TEXTO FORNECIDO

■ ■ ■ ■

Por Michael Osiris Snuffin (2001). Tradução de Ícaro Aron Soares.
Em seu comentário sobre O Hierofante em O Livro de Thoth, Crowley afirma:
“Há um aspecto distintamente sádico nesta carta; não de forma anormal, uma vez que deriva da Lenda de Pasífae, o protótipo de todas as lendas dos Deuses-Touros. Elas persistem em religiões como o Shaivismo e (após múltiplas degradações) no próprio Cristianismo.” [NOTA 1]
Conforme seu estilo usual, Crowley não menciona mais nada sobre este assunto, deixando a investigação desta observação quase casual para o leitor curioso. Então, qual é o significado da Lenda de Pasífae e qual é sua relevância para o Hierofante e o Novo Aeon? A resposta está espalhada entre os escritos de Crowley; mas primeiro vamos recontar a Lenda de Pasífae em si.
A Lenda se passa na antiga Creta, onde o deus Poseidon envia ao Rei Minos um lindo touro branco do mar para oferecer como sacrifício ao deus. O Rei Minos fica tão impressionado com a beleza deste touro que o mantém, sacrificando um de seu próprio rebanho em seu lugar. Suas ações enfurecem e ofendem Poseidon, que pune Minos fazendo com que sua esposa Pasífae se apaixone perdidamente pelo touro branco. Com a ajuda de Dédalo, que constrói para ela uma vaca de madeira coberta com couro de verdade, ela copula com o touro e concebe o monstruoso Minotauro.
Há pouca menção à Pasífae nas obras de Crowley, mas os comentários e análises que podemos encontrar são muito esclarecedores. Em O Trabalho de Paris, Crowley estabelece o conceito geral por trás da Lenda conforme ele a interpreta:
“Esta é a grande ideia dos magos em todos os tempos:–
Obter um Messias por alguma adaptação do processo sexual.

■ ■ ■ ■

INSTRUÇÕES
Reproduza o trecho do texto sobre a Lenda de Pasífae começando em "Por Michael Osiris" e seguindo até "Pasífae em si.", renomeando "Crowley" para "Aleister Crowley". Os itens provêm de uma fonte diferente da do texto.

■ ■ ■ ■

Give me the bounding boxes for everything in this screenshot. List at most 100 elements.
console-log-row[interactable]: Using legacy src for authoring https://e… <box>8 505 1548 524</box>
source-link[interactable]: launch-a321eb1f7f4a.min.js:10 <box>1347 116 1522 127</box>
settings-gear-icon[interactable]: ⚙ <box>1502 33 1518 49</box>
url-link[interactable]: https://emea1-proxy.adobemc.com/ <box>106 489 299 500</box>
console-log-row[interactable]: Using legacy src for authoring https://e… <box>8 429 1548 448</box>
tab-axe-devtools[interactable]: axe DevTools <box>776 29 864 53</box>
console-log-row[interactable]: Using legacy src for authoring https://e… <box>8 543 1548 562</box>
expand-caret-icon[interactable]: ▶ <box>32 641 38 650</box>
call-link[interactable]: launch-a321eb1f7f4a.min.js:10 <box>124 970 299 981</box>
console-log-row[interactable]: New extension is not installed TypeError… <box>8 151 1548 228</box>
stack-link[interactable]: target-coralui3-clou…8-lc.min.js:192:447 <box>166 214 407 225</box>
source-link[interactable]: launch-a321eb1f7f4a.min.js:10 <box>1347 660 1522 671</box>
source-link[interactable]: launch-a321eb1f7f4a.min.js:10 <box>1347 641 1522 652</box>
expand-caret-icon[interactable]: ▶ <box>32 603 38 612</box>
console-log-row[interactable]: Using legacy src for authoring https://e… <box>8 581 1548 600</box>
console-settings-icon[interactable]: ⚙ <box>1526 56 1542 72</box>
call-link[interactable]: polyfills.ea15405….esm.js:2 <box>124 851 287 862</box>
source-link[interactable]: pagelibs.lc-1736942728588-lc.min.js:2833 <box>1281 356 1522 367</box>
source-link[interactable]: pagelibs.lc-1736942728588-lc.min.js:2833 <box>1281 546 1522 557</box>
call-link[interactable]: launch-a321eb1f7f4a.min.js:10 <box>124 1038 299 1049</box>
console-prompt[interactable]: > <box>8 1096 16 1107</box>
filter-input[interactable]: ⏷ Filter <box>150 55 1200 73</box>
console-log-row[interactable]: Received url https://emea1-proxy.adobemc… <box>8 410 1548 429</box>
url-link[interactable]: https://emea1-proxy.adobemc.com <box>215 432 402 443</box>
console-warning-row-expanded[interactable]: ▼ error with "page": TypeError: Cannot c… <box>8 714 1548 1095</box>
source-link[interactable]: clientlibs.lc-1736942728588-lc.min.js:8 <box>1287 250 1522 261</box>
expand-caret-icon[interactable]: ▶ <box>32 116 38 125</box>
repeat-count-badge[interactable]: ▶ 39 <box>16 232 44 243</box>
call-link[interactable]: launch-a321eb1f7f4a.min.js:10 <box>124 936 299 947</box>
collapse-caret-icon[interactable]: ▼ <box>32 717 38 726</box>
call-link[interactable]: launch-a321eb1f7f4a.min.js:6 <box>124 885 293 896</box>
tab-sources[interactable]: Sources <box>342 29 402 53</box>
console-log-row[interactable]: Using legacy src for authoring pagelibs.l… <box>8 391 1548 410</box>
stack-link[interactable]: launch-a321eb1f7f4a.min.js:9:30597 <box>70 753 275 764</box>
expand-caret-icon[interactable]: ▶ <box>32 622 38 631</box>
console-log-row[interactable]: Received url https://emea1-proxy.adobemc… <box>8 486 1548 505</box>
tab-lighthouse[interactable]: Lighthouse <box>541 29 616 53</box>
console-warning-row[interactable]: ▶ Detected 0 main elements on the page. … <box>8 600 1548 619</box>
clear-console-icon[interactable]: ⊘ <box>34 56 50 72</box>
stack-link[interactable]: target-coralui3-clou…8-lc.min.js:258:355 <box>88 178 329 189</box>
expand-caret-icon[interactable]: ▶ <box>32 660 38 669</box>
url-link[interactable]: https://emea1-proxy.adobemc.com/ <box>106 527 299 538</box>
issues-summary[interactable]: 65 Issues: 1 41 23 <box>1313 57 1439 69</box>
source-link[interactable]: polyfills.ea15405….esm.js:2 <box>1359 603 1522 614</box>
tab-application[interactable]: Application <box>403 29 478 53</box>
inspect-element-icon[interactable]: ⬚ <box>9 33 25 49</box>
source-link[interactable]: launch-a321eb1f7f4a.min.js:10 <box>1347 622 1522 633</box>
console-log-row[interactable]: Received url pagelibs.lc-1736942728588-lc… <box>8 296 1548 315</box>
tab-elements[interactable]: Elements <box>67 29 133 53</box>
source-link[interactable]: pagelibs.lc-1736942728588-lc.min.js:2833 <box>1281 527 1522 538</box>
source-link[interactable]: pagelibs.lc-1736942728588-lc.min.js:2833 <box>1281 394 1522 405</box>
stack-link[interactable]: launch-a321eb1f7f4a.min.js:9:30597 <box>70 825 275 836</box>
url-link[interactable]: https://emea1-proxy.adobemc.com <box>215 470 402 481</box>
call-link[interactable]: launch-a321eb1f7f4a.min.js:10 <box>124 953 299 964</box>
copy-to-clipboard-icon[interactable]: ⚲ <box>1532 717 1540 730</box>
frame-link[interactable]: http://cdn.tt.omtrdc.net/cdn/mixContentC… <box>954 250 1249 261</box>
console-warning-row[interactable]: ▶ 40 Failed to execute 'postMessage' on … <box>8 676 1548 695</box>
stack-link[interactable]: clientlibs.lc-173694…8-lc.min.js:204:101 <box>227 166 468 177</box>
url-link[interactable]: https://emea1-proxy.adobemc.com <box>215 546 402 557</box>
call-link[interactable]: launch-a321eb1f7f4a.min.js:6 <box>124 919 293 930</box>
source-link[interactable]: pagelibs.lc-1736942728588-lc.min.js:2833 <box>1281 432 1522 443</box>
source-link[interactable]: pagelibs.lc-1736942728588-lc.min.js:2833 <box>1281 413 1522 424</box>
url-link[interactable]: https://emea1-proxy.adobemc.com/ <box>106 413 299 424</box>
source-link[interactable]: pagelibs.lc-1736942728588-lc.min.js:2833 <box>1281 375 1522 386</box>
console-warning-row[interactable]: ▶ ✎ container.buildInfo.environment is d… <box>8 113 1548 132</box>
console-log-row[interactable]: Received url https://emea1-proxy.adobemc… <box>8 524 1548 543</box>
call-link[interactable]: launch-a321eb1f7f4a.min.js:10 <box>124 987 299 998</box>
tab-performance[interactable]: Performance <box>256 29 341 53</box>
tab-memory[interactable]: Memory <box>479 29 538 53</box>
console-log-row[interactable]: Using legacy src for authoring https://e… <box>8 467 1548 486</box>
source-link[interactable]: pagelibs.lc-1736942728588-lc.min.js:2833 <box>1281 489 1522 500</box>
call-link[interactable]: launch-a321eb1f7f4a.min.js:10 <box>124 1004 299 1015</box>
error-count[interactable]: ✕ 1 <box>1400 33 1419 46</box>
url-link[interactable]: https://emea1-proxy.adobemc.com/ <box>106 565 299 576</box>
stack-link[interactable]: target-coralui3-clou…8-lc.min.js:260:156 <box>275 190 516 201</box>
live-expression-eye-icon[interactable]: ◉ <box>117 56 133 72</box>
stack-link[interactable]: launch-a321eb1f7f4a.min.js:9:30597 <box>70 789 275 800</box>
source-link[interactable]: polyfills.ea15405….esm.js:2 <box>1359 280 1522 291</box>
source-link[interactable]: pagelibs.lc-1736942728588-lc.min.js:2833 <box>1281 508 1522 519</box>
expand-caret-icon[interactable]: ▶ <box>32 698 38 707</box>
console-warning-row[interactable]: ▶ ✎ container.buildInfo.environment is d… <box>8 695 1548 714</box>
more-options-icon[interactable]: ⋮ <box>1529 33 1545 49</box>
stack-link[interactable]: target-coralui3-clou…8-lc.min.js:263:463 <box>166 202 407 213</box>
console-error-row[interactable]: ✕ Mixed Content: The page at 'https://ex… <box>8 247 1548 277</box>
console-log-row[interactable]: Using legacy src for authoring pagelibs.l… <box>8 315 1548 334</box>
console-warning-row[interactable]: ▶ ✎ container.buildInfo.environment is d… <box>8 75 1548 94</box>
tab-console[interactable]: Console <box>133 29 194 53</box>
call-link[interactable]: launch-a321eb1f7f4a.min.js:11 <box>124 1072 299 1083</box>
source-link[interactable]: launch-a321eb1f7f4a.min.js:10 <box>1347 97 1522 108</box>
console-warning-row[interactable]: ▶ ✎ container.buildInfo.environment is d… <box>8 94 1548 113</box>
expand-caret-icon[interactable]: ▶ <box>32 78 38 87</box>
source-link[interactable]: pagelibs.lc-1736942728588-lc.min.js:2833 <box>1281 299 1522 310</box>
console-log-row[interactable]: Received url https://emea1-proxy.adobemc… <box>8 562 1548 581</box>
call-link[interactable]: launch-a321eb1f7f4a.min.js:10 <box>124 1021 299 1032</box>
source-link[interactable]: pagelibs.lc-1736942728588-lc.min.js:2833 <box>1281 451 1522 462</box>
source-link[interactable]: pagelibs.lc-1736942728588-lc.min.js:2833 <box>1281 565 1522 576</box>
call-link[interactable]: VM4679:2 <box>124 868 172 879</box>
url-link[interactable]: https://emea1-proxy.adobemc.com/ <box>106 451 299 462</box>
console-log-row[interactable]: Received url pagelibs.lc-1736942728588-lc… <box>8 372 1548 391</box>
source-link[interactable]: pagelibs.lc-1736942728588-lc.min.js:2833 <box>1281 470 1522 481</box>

■ ■ ■ ■

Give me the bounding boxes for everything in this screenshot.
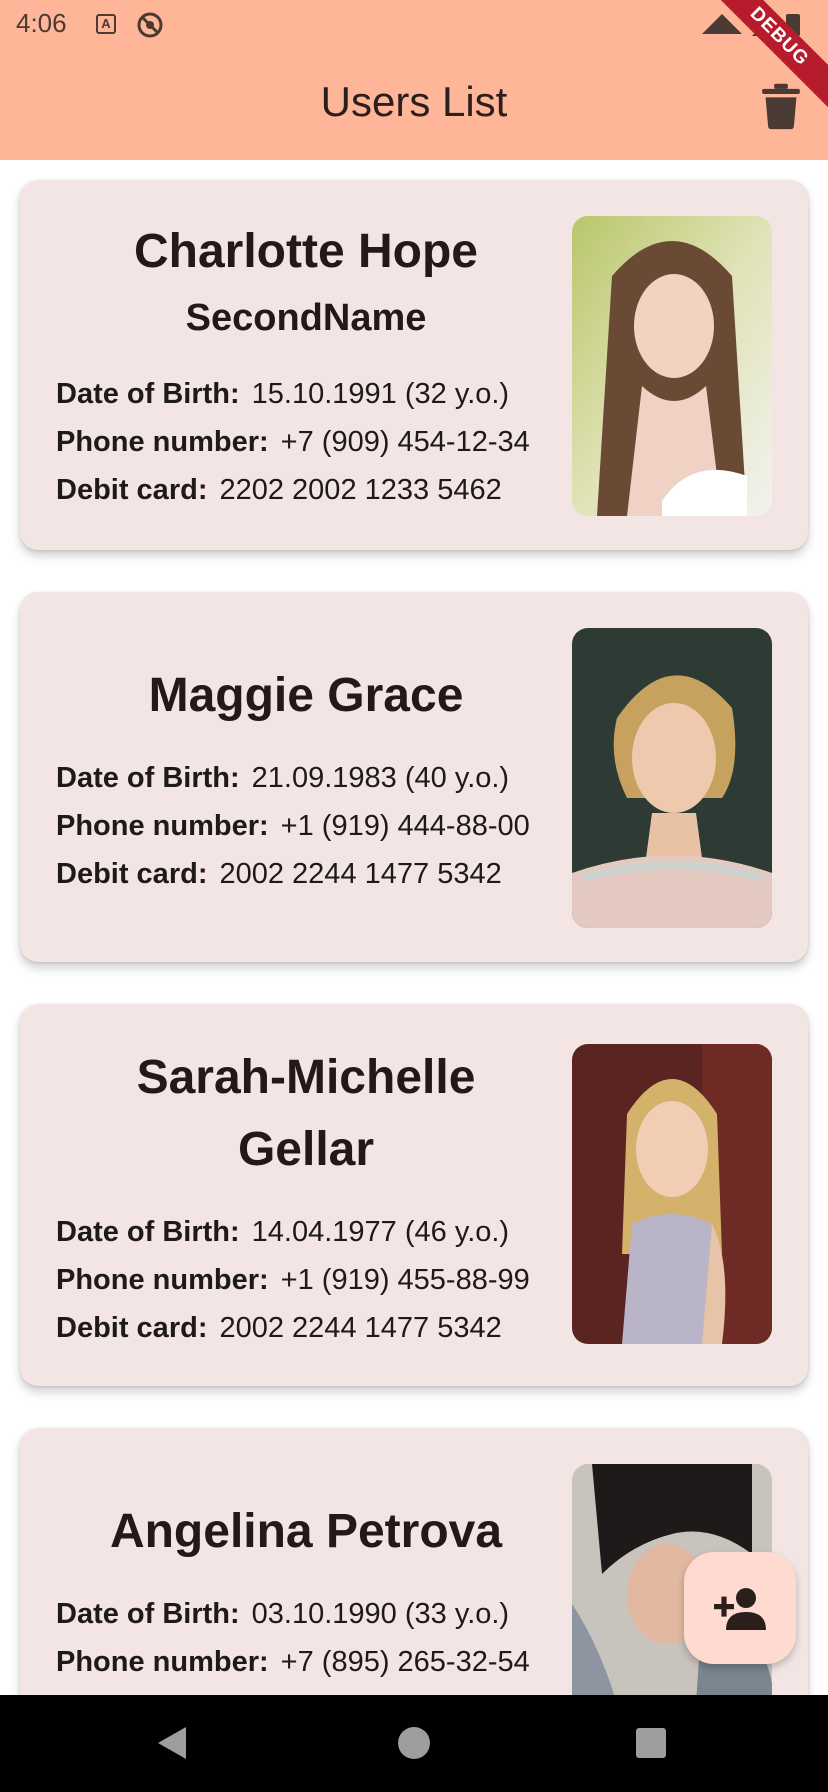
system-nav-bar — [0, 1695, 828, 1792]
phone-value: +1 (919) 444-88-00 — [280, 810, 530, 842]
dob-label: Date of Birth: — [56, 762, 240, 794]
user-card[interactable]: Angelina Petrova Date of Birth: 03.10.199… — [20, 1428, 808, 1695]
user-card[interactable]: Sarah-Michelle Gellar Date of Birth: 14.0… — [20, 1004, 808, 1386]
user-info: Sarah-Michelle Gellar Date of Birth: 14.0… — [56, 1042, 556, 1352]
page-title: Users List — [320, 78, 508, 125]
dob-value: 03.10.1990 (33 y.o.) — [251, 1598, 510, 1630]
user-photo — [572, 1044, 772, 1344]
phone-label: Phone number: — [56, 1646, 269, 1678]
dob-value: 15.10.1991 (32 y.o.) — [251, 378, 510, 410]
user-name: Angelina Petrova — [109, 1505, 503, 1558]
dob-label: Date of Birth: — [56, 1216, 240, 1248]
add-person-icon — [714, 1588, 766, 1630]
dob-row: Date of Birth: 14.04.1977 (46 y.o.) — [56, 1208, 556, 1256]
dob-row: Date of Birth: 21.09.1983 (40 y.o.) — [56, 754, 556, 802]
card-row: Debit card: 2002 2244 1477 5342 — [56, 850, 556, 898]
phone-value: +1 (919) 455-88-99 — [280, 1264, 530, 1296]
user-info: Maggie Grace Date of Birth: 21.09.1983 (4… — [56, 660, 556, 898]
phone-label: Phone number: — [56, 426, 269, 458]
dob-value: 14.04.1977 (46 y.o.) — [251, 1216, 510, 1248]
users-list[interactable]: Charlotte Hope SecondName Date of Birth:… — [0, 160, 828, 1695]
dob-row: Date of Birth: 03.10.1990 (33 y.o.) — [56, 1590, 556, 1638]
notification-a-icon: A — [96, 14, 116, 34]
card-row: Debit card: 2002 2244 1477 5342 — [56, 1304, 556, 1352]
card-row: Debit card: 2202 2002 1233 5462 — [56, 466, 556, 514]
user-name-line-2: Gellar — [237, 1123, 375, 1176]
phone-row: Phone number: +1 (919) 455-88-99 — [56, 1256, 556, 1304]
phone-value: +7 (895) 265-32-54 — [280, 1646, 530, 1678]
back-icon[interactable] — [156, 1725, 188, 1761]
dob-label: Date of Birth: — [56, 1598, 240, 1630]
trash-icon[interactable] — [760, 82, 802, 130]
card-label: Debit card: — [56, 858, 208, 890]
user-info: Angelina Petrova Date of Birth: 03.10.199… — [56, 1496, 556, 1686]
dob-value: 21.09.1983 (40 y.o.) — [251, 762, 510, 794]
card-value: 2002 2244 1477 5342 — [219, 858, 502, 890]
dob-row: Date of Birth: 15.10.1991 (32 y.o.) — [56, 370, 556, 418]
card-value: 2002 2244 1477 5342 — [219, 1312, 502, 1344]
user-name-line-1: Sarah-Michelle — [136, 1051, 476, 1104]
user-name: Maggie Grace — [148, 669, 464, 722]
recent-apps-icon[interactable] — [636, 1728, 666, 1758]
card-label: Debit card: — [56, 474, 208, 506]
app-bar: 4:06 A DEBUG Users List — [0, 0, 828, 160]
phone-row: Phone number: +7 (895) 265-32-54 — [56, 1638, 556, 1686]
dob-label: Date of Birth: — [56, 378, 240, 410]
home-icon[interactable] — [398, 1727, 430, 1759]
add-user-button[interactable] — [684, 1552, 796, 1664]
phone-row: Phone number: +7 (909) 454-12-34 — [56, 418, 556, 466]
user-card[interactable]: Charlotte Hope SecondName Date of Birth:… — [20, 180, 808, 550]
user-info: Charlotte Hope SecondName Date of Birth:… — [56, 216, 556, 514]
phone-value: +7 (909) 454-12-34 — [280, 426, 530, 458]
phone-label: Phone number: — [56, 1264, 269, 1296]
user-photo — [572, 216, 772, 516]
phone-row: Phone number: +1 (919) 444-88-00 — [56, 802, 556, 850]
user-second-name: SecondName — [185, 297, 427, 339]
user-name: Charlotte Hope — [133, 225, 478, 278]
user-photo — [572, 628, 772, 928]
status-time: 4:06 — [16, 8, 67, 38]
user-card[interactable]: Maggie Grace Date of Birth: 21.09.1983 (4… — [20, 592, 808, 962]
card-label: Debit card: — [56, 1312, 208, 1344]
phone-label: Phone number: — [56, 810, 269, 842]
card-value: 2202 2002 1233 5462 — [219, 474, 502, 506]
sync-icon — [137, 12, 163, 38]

■ ■ ■ ■

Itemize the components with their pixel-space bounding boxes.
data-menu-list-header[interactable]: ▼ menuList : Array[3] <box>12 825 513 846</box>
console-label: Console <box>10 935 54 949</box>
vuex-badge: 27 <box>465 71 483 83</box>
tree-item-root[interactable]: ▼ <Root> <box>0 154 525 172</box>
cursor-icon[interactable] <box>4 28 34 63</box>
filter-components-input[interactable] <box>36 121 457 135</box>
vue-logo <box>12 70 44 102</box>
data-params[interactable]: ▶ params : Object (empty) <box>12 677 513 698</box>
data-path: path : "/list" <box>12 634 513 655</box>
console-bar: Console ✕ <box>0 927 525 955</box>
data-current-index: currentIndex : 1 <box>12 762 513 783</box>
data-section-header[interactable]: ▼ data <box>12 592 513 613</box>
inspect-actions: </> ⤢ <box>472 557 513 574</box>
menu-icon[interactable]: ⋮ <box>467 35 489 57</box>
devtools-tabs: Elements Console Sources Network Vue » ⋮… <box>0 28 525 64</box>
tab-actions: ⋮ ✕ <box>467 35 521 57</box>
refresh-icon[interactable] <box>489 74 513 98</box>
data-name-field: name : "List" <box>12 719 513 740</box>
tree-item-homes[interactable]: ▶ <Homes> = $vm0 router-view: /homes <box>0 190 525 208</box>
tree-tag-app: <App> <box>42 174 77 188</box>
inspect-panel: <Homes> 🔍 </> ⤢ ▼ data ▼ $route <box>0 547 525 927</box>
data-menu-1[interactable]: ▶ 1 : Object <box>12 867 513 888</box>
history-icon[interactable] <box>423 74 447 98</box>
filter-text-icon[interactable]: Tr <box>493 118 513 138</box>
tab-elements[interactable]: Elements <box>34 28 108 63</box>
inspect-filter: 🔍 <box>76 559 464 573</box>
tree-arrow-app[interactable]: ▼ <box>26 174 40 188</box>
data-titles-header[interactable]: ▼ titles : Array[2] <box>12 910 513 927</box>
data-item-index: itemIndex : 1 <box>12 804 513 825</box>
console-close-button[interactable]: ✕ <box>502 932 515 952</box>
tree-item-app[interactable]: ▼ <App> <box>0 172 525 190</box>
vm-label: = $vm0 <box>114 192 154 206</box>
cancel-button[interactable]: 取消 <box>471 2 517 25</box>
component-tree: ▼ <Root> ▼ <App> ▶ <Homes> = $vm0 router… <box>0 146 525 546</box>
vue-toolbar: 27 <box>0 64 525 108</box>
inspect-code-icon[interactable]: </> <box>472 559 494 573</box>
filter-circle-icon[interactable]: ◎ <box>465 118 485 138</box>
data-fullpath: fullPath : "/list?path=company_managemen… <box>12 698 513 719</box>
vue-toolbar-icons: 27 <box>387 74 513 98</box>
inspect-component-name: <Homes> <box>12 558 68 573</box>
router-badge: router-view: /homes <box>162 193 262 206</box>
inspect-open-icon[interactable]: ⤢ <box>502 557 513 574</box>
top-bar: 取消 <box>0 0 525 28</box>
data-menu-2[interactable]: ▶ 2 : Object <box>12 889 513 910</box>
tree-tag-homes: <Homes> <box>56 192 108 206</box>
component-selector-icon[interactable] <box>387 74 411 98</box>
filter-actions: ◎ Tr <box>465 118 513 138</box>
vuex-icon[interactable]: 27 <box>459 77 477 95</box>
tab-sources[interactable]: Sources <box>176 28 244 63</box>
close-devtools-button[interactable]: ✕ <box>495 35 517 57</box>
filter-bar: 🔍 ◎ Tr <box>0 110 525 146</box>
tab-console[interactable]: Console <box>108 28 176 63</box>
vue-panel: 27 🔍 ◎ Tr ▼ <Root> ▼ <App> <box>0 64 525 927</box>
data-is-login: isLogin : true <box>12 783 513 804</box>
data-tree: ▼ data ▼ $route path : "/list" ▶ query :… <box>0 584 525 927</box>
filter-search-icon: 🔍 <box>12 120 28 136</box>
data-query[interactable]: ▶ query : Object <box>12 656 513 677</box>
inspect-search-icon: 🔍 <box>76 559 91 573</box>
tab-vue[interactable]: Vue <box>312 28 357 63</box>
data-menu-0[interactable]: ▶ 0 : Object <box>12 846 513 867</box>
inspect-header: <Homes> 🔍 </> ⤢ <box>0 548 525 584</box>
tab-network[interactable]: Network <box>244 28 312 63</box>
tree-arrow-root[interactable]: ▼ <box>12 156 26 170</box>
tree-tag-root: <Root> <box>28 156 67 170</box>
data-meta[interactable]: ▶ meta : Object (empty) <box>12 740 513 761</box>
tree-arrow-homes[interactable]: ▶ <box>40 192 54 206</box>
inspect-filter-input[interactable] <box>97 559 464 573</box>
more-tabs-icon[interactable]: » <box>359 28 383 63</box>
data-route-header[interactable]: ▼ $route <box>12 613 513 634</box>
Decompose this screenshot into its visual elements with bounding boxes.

■ ■ ■ ■

RESPOSTA COMPLETA
Por Michael Osiris Snuffin (2001). Tradução de Ícaro Aron Soares.
Em seu comentário sobre O Hierofante em O Livro de Thoth, Aleister Crowley afirma:
“Há um aspecto distintamente sádico nesta carta; não de forma anormal, uma vez que deriva da Lenda de Pasífae, o protótipo de todas as lendas dos Deuses-Touros. Elas persistem em religiões como o Shaivismo e (após múltiplas degradações) no próprio Cristianismo.” [NOTA 1]
Conforme seu estilo usual, Aleister Crowley não menciona mais nada sobre este assunto, deixando a investigação desta observação quase casual para o leitor curioso. Então, qual é o significado da Lenda de Pasífae e qual é sua relevância para o Hierofante e o Novo Aeon? A resposta está espalhada entre os escritos de Aleister Crowley; mas primeiro vamos recontar a Lenda de Pasífae em si.